── 抜粋

そして本書・『唯物論哲学入門』の著者・森信成氏は、
そうした人生観は
「個人として
 絶対に死ぬということが
 はっきりしている」ところから
導き出されるというのである。
「将来の、
 自分の死んだ後のことを考えて生きている時に、
 道徳的に行為するということが起こるのです」と。

では、
逆に道徳的に生きられないのは
どういったときのことなのか。
もし、
人間が「永遠の命」を手に入れてしまった場合、
人は道徳的に生きられないのか。
そしてもう一つ、
人間が自分の死後というものを考えないとき、
「死ねばすべてが終わり」・「すべてが無になる」と
観念論的・独我論的に考えたとき、
人は道徳的に生きられないのか。
これは意外に難しい問題である。

人間には「歴史観」というものがある。

────
── データ抽出

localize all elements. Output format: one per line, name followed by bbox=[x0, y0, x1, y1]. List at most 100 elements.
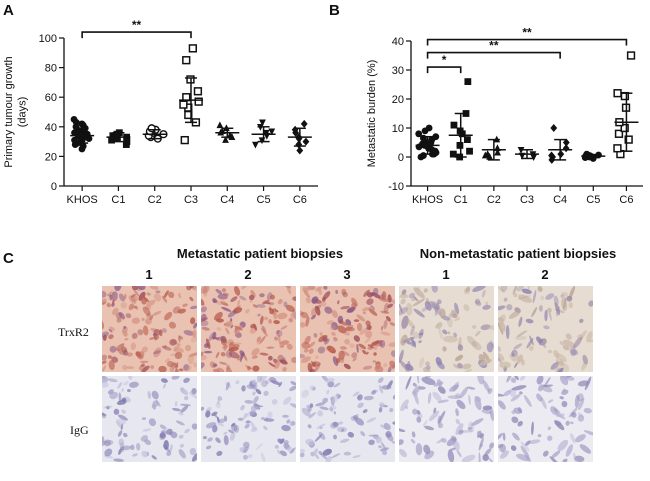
x-tick-label: C3 bbox=[184, 194, 198, 206]
data-point bbox=[216, 121, 224, 129]
ihc-tile-trxr2-nonmet-1 bbox=[399, 286, 494, 372]
data-point bbox=[123, 138, 131, 145]
data-point bbox=[252, 141, 259, 149]
data-point bbox=[70, 116, 78, 123]
x-tick-label: C5 bbox=[257, 194, 271, 206]
tissue-texture bbox=[102, 286, 197, 372]
ihc-tile-igg-met-3 bbox=[300, 376, 395, 462]
ihc-tile-trxr2-met-3 bbox=[300, 286, 395, 372]
x-tick-label: C3 bbox=[520, 194, 534, 206]
significance-label: ** bbox=[489, 39, 499, 53]
data-point bbox=[193, 87, 203, 96]
tissue-texture bbox=[498, 376, 593, 462]
series-c6-points bbox=[613, 51, 636, 159]
ihc-tile-igg-met-2 bbox=[201, 376, 296, 462]
data-point bbox=[626, 51, 636, 60]
y-tick-label: 0 bbox=[398, 152, 404, 164]
significance-bracket bbox=[426, 66, 462, 74]
data-point bbox=[300, 119, 308, 128]
panel-letter-a: A bbox=[3, 2, 14, 19]
data-point bbox=[450, 121, 458, 129]
metastatic-col-1: 1 bbox=[145, 267, 153, 282]
y-tick-label: 0 bbox=[51, 181, 57, 193]
y-axis-label: Primary tumour growth(days) bbox=[3, 56, 28, 167]
significance-label: * bbox=[442, 53, 447, 67]
y-tick-label: -10 bbox=[388, 181, 404, 193]
data-point bbox=[295, 140, 303, 149]
significance-bracket bbox=[81, 31, 192, 39]
data-point bbox=[415, 130, 423, 138]
x-tick-label: C1 bbox=[454, 194, 468, 206]
x-tick-label: C5 bbox=[586, 194, 600, 206]
significance-bracket bbox=[426, 51, 561, 59]
data-point bbox=[548, 151, 555, 160]
data-point bbox=[456, 142, 464, 149]
y-tick-label: 60 bbox=[45, 92, 57, 104]
chart-metastatic-burden: -10 0 10 20 30 40 KHOS C1 C2 C3 C4 C5 C6 Metastatic b… bbox=[366, 26, 643, 206]
data-point bbox=[562, 138, 570, 147]
metastatic-col-3: 3 bbox=[343, 267, 351, 282]
data-point bbox=[466, 147, 473, 155]
tissue-texture bbox=[201, 376, 296, 462]
data-point bbox=[109, 132, 117, 140]
significance-bracket bbox=[426, 38, 628, 46]
tissue-texture bbox=[300, 286, 395, 372]
data-point bbox=[620, 123, 629, 133]
data-point bbox=[194, 97, 203, 106]
x-tick-label: C4 bbox=[553, 194, 567, 206]
data-point bbox=[78, 120, 86, 128]
y-tick-label: 100 bbox=[39, 33, 57, 45]
data-point bbox=[262, 129, 270, 137]
data-point bbox=[425, 124, 433, 132]
data-point bbox=[449, 150, 457, 158]
data-point bbox=[179, 100, 188, 109]
tissue-texture bbox=[201, 286, 296, 372]
ihc-tile-igg-met-1 bbox=[102, 376, 197, 462]
y-tick-label: 10 bbox=[392, 123, 404, 135]
tissue-texture bbox=[498, 286, 593, 372]
series-c4-points bbox=[548, 124, 570, 164]
data-point bbox=[484, 150, 492, 157]
tissue-texture bbox=[399, 376, 494, 462]
data-point bbox=[259, 119, 266, 127]
y-tick-label: 30 bbox=[392, 65, 404, 77]
x-tick-label: C4 bbox=[220, 194, 234, 206]
data-point bbox=[188, 44, 198, 53]
ihc-tile-igg-nonmet-1 bbox=[399, 376, 494, 462]
ihc-tile-igg-nonmet-2 bbox=[498, 376, 593, 462]
data-point bbox=[614, 129, 624, 138]
ihc-tile-trxr2-nonmet-2 bbox=[498, 286, 593, 372]
tissue-texture bbox=[102, 376, 197, 462]
data-point bbox=[182, 56, 191, 65]
ihc-tile-trxr2-met-2 bbox=[201, 286, 296, 372]
data-point bbox=[432, 133, 440, 141]
panel-letter-b: B bbox=[329, 2, 340, 19]
data-point bbox=[624, 135, 633, 144]
y-tick-label: 80 bbox=[45, 63, 57, 75]
tissue-texture bbox=[300, 376, 395, 462]
data-point bbox=[180, 135, 189, 145]
data-point bbox=[108, 136, 116, 144]
x-tick-label: C6 bbox=[619, 194, 633, 206]
data-point bbox=[302, 137, 310, 146]
chart-primary-tumour-growth: 0 20 40 60 80 100 KHOS C1 C2 C3 C4 C5 C6 Primary tumo… bbox=[3, 18, 318, 206]
x-tick-label: C2 bbox=[487, 194, 501, 206]
y-tick-label: 40 bbox=[45, 122, 57, 134]
nonmetastatic-group-label: Non-metastatic patient biopsies bbox=[419, 246, 617, 261]
x-tick-label: C1 bbox=[111, 194, 125, 206]
series-khos-points bbox=[70, 116, 93, 153]
data-point bbox=[464, 78, 472, 85]
data-point bbox=[296, 146, 304, 155]
data-point bbox=[550, 124, 558, 132]
metastatic-group-label: Metastatic patient biopsies bbox=[176, 246, 344, 261]
y-tick-label: 40 bbox=[392, 36, 404, 48]
x-tick-label: KHOS bbox=[67, 194, 98, 206]
metastatic-col-2: 2 bbox=[244, 267, 252, 282]
data-point bbox=[613, 89, 622, 98]
row-label-trxr2: TrxR2 bbox=[58, 325, 89, 339]
y-axis-label: Metastatic burden (%) bbox=[366, 60, 378, 168]
x-tick-label: KHOS bbox=[412, 194, 443, 206]
panel-letter-c: C bbox=[3, 250, 14, 267]
nonmetastatic-col-2: 2 bbox=[541, 267, 549, 282]
significance-label: ** bbox=[522, 26, 532, 40]
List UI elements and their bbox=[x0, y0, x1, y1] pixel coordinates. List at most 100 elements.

────

問題 A — 死と道徳をめぐる文章から、「そして本書・『唯物論哲学入門』の著者・森信成氏は、」という語句を含む箇所で始まり「どういったときのことなのか。」で終わる部分を、一字も変えずに書き写してください。
問題 B — 死と道徳をめぐる文章を、示されている最後の文の後から書き進めてください。

最終結果 A —
そして本書・『唯物論哲学入門』の著者・森信成氏は、
そうした人生観は
「個人として
 絶対に死ぬということが
 はっきりしている」ところから
導き出されるというのである。
「将来の、
 自分の死んだ後のことを考えて生きている時に、
 道徳的に行為するということが起こるのです」と。

では、
逆に道徳的に生きられないのは
どういったときのことなのか。

最終結果 B —
自分に直接関係がないと思っても、
自分の生まれる前のことや、
自分の死んだ後のことが
どうしたことだか気になるという性質を持っている。
特に、
自分が死んだ後のことである。
自分というものが永遠に生きられず、
死んだ後に世界に残せるものは
自分が生きている間になした行為の
影響だけだということを知るからこそ、
自分のやったことが
自分の死後にどんな影響を与え続けるのかが
気になってしまう。

そうした、
「歴史の中の自分」という感覚がなくなったとき、
人は道徳的には生きられないのだろうか。

守旧的な人々は、
道徳の源として歴史より、
世間とか民族共同体のようなものを
意識する傾向がある。
「世間の中の自分」・「世間の一員としての自分」
という感覚がなくなれば、
人は道徳的には生きられないのではないかという危惧を
持つ人が多い。

一般に左翼は、
そうした「世間の中の道徳」を乗り越えようとする。
「世間様が見ているから悪いことはしない」といった
旧来型の感覚を超越しようとする。
そのときに何が道徳の動機となりうるのか、
「世間様」ではなく誰の目を意識するのか。
そこで持ち出されてくるのが
「歴史の審判」という考え方である。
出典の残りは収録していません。